#### TEXTO FORNECIDO
Quando o meu pai me disse
“todos os meus amigos estão morrendo”, a partir do seu desabafo, passei a
imaginar o que seria da minha vida sem os meus escudeiros. Sem o Zé. Sem o
Corso. Sem o Paulo Scott. Sem o Vinicius. Sem o Everton. Sem o Dudu. Sem
Francesca.
Quem eu procuraria para
contar as novidades e reclamar das dificuldades? Para quem desabafaria? Para
quem pediria socorro?
Não sei se resistiria.
O que é se despedir de
todos o que amamos gradualmente? O que é se ver longe do amigo do boteco, do
futebol, do entardecer, dos padrinhos de casamento e de nossas crianças? O que
é enterrar na gaveta um por um dos porta-retratos prediletos?
Pois a velhice assassina
os álbuns inteiros de fotografias de casa. Vão desaparecendo os companheiros de
nossas principais memórias, vão sumindo partes importantes de nossa
personalidade, fragmentos e lugares de nossos suspiros.

#### LINHAS FORNECIDAS
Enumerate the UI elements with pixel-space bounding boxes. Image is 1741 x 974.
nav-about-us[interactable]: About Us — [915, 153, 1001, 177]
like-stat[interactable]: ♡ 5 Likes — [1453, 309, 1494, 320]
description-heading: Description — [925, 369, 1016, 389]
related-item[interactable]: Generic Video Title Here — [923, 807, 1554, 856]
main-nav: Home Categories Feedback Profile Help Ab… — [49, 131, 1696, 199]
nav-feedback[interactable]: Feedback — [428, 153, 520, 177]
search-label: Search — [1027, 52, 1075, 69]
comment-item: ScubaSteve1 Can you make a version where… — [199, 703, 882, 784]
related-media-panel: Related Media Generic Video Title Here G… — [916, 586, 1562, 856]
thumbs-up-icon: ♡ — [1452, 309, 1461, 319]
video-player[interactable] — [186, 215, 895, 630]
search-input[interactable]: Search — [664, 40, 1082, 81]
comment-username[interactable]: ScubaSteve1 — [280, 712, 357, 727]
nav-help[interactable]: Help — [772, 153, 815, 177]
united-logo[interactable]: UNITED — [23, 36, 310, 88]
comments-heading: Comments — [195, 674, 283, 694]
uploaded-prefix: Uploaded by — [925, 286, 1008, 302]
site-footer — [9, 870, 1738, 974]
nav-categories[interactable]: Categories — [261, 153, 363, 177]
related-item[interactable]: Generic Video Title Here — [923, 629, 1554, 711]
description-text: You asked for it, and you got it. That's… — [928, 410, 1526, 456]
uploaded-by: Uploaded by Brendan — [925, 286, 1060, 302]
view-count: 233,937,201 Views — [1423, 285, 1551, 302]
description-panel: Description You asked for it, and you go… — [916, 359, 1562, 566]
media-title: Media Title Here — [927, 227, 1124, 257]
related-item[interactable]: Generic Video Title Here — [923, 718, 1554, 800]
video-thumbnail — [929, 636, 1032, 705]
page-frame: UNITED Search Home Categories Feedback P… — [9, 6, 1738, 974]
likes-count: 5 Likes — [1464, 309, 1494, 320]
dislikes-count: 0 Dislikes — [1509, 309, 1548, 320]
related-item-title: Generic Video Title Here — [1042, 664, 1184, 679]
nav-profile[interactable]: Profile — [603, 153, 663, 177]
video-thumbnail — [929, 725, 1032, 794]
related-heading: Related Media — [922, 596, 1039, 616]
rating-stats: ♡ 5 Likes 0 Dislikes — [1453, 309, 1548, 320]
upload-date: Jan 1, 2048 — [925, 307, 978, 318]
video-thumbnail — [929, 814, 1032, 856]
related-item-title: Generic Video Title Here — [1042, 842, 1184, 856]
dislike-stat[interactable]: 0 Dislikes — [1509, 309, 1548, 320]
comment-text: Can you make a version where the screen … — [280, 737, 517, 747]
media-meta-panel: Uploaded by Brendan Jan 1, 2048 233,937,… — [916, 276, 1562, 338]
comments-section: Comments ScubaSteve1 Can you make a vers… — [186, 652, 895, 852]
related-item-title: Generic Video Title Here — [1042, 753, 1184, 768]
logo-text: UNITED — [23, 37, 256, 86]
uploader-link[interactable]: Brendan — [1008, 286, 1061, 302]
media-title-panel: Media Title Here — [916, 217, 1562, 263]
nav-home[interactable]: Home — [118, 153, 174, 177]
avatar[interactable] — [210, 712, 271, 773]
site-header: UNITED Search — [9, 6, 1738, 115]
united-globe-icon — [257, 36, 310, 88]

#### O QUE SE PEDE
• A. Resuma em duas frases o texto sobre a perda dos amigos na velhice.
• B. Prossiga o texto sobre a perda dos amigos na velhice a partir do ponto em que ele para.
As linhas não têm nenhum papel neste exercício.

#### RESULTADOS DO EXERCÍCIO
• A. Depois de ouvir o pai dizer que todos os amigos dele estavam morrendo, quem narra passa a imaginar a própria vida sem os amigos mais próximos, pergunta-se a quem contaria as novidades e pediria socorro e duvida que resistiria. O texto afirma que a velhice vai eliminando os companheiros das principais memórias e, com eles, partes importantes da personalidade.

• B.
Há risadas que existem
apenas com alguns, há histórias que apenas podem ser contadas por alguns. Um
punhado de alguns que formam o nosso patrimônio da resiliência.
Meu pai evita ler
obituários do jornal, para não começar o dia em luto por alguém que conheceu ou
conversou.
Uma vez por mês, está preso
a um velório, a um enterro. A agenda nunca é certa e definitiva, abertas e
rompantes e marchas fúnebres. Seu terno preto nunca esteve tão gasto.
O pai experimenta uma
pungente solidão geracional. Uma solidão sem parâmetros. Uma solidão que lembra
um despejo com aviso prévio.
Ele anda mais calado do
que o costume, porque não tem mais para quem ligar. Sinto que metade do seu
idioma ficou parado, sem uso. Mal mexe em sua caderneta marrom de telefones.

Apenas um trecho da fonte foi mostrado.